# Given instruction
What follows is a set of records; restate each one word for word and drop the pictures.

# Records supplied

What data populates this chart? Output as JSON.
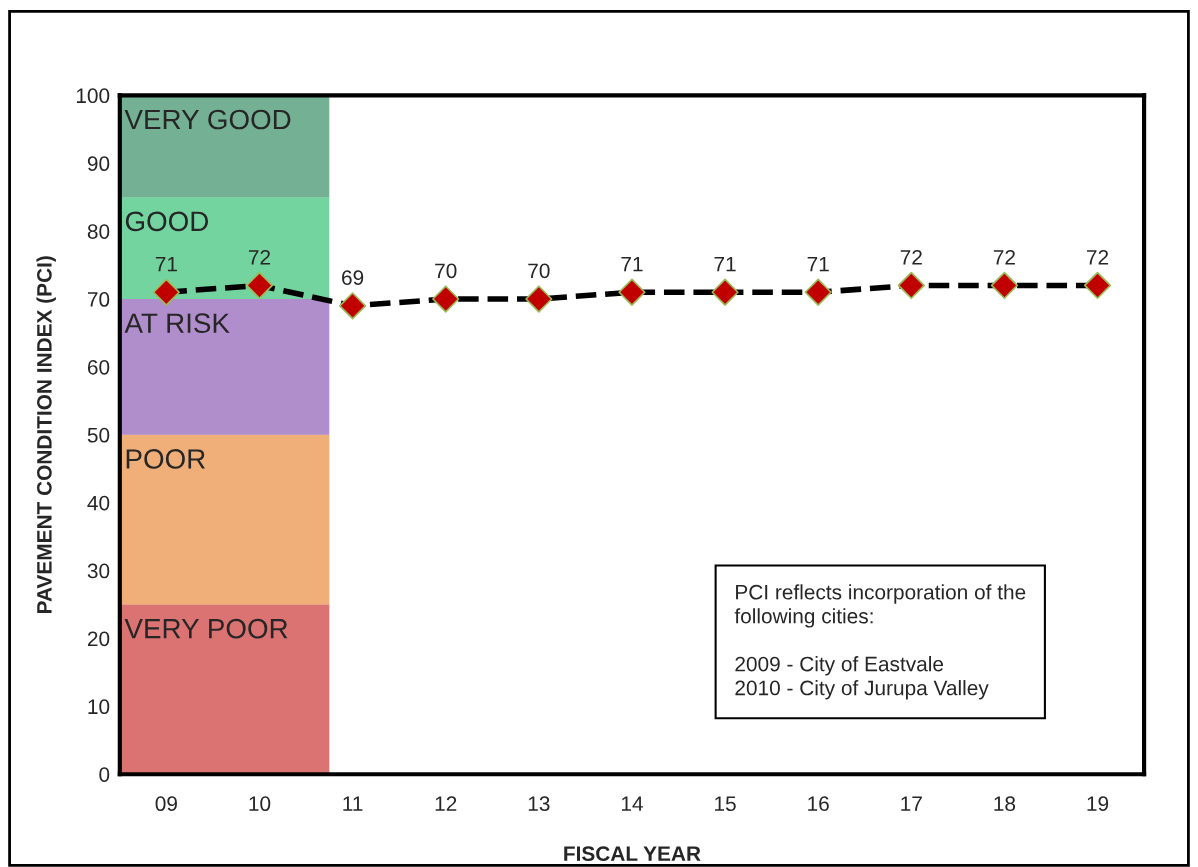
{
  "chart_data": {
    "type": "line",
    "xlabel": "FISCAL YEAR",
    "ylabel": "PAVEMENT CONDITION INDEX (PCI)",
    "categories": [
      "09",
      "10",
      "11",
      "12",
      "13",
      "14",
      "15",
      "16",
      "17",
      "18",
      "19"
    ],
    "series": [
      {
        "color": "#c00000",
        "values": [
          71,
          72,
          69,
          70,
          70,
          71,
          71,
          71,
          72,
          72,
          72
        ]
      }
    ],
    "ylim": [
      0,
      100
    ],
    "yticks": [
      0,
      10,
      20,
      30,
      40,
      50,
      60,
      70,
      80,
      90,
      100
    ],
    "marker": "diamond",
    "line_style": "dashed",
    "data_labels": true,
    "grid": false,
    "legend": false,
    "bands": [
      {
        "axis": "y",
        "from": 0,
        "to": 25,
        "label": "VERY POOR",
        "color": "#c00000"
      },
      {
        "axis": "y",
        "from": 25,
        "to": 50,
        "label": "POOR",
        "color": "#e46c0a"
      },
      {
        "axis": "y",
        "from": 50,
        "to": 70,
        "label": "AT RISK",
        "color": "#7030a0"
      },
      {
        "axis": "y",
        "from": 70,
        "to": 85,
        "label": "GOOD",
        "color": "#00b050"
      },
      {
        "axis": "y",
        "from": 85,
        "to": 100,
        "label": "VERY GOOD",
        "color": "#00703c"
      }
    ],
    "annotations": [
      "PCI reflects incorporation of the\nfollowing cities:\n\n2009 - City of Eastvale\n2010 - City of Jurupa Valley"
    ]
  }
}
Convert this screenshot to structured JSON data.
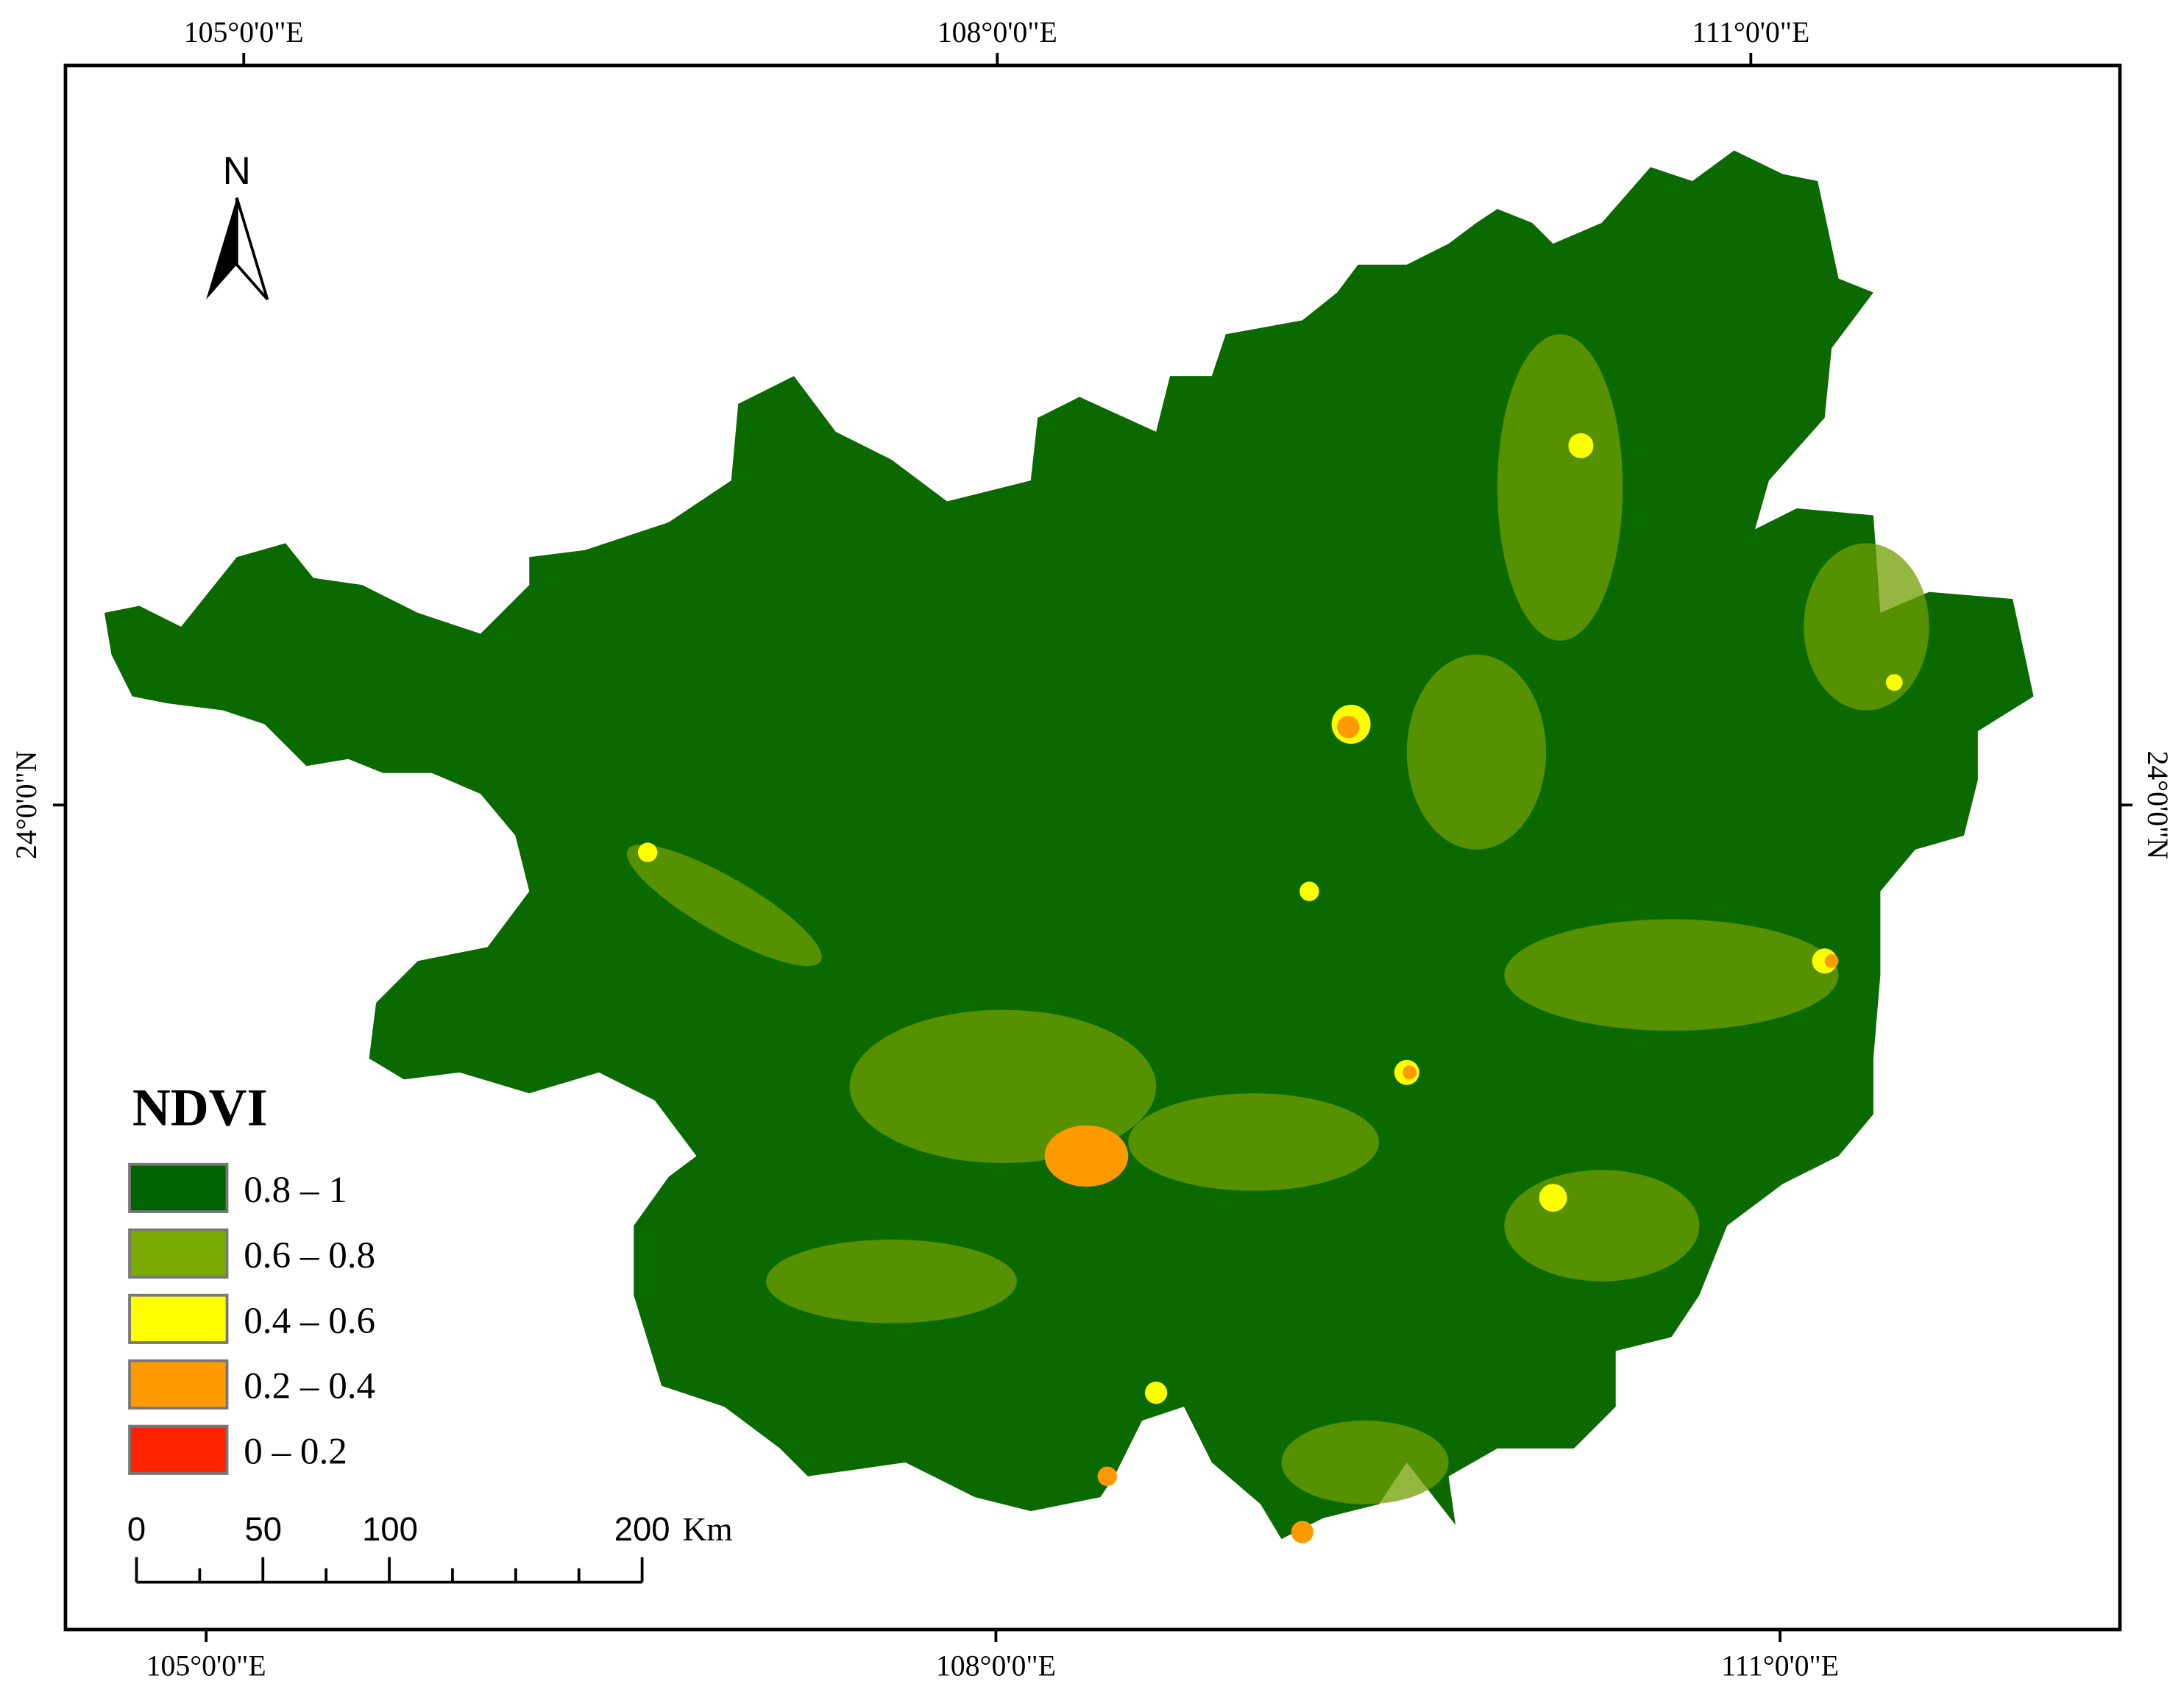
{
  "map": {
    "north_arrow": "N",
    "graticule": {
      "top": [
        "105°0'0\"E",
        "108°0'0\"E",
        "111°0'0\"E"
      ],
      "bottom": [
        "105°0'0\"E",
        "108°0'0\"E",
        "111°0'0\"E"
      ],
      "left": [
        "24°0'0\"N"
      ],
      "right": [
        "24°0'0\"N"
      ]
    },
    "legend": {
      "title": "NDVI",
      "items": [
        {
          "label": "0.8 – 1",
          "color": "#006400"
        },
        {
          "label": "0.6 – 0.8",
          "color": "#7aab00"
        },
        {
          "label": "0.4 – 0.6",
          "color": "#ffff00"
        },
        {
          "label": "0.2 – 0.4",
          "color": "#ff9900"
        },
        {
          "label": "0 – 0.2",
          "color": "#ff2200"
        }
      ]
    },
    "scale_bar": {
      "ticks": [
        "0",
        "50",
        "100",
        "200"
      ],
      "unit": "Km"
    }
  }
}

# Written reply
What data populates this chart? Output as JSON.
{
  "chart_data": {
    "type": "line",
    "xlabel": "FISCAL YEAR",
    "ylabel": "PAVEMENT CONDITION INDEX (PCI)",
    "categories": [
      "09",
      "10",
      "11",
      "12",
      "13",
      "14",
      "15",
      "16",
      "17",
      "18",
      "19"
    ],
    "series": [
      {
        "color": "#c00000",
        "values": [
          71,
          72,
          69,
          70,
          70,
          71,
          71,
          71,
          72,
          72,
          72
        ]
      }
    ],
    "ylim": [
      0,
      100
    ],
    "yticks": [
      0,
      10,
      20,
      30,
      40,
      50,
      60,
      70,
      80,
      90,
      100
    ],
    "marker": "diamond",
    "line_style": "dashed",
    "data_labels": true,
    "grid": false,
    "legend": false,
    "bands": [
      {
        "axis": "y",
        "from": 0,
        "to": 25,
        "label": "VERY POOR",
        "color": "#c00000"
      },
      {
        "axis": "y",
        "from": 25,
        "to": 50,
        "label": "POOR",
        "color": "#e46c0a"
      },
      {
        "axis": "y",
        "from": 50,
        "to": 70,
        "label": "AT RISK",
        "color": "#7030a0"
      },
      {
        "axis": "y",
        "from": 70,
        "to": 85,
        "label": "GOOD",
        "color": "#00b050"
      },
      {
        "axis": "y",
        "from": 85,
        "to": 100,
        "label": "VERY GOOD",
        "color": "#00703c"
      }
    ],
    "annotations": [
      "PCI reflects incorporation of the\nfollowing cities:\n\n2009 - City of Eastvale\n2010 - City of Jurupa Valley"
    ]
  }
}
Convert this screenshot to structured JSON data.
{
  "map": {
    "north_arrow": "N",
    "graticule": {
      "top": [
        "105°0'0\"E",
        "108°0'0\"E",
        "111°0'0\"E"
      ],
      "bottom": [
        "105°0'0\"E",
        "108°0'0\"E",
        "111°0'0\"E"
      ],
      "left": [
        "24°0'0\"N"
      ],
      "right": [
        "24°0'0\"N"
      ]
    },
    "legend": {
      "title": "NDVI",
      "items": [
        {
          "label": "0.8 – 1",
          "color": "#006400"
        },
        {
          "label": "0.6 – 0.8",
          "color": "#7aab00"
        },
        {
          "label": "0.4 – 0.6",
          "color": "#ffff00"
        },
        {
          "label": "0.2 – 0.4",
          "color": "#ff9900"
        },
        {
          "label": "0 – 0.2",
          "color": "#ff2200"
        }
      ]
    },
    "scale_bar": {
      "ticks": [
        "0",
        "50",
        "100",
        "200"
      ],
      "unit": "Km"
    }
  }
}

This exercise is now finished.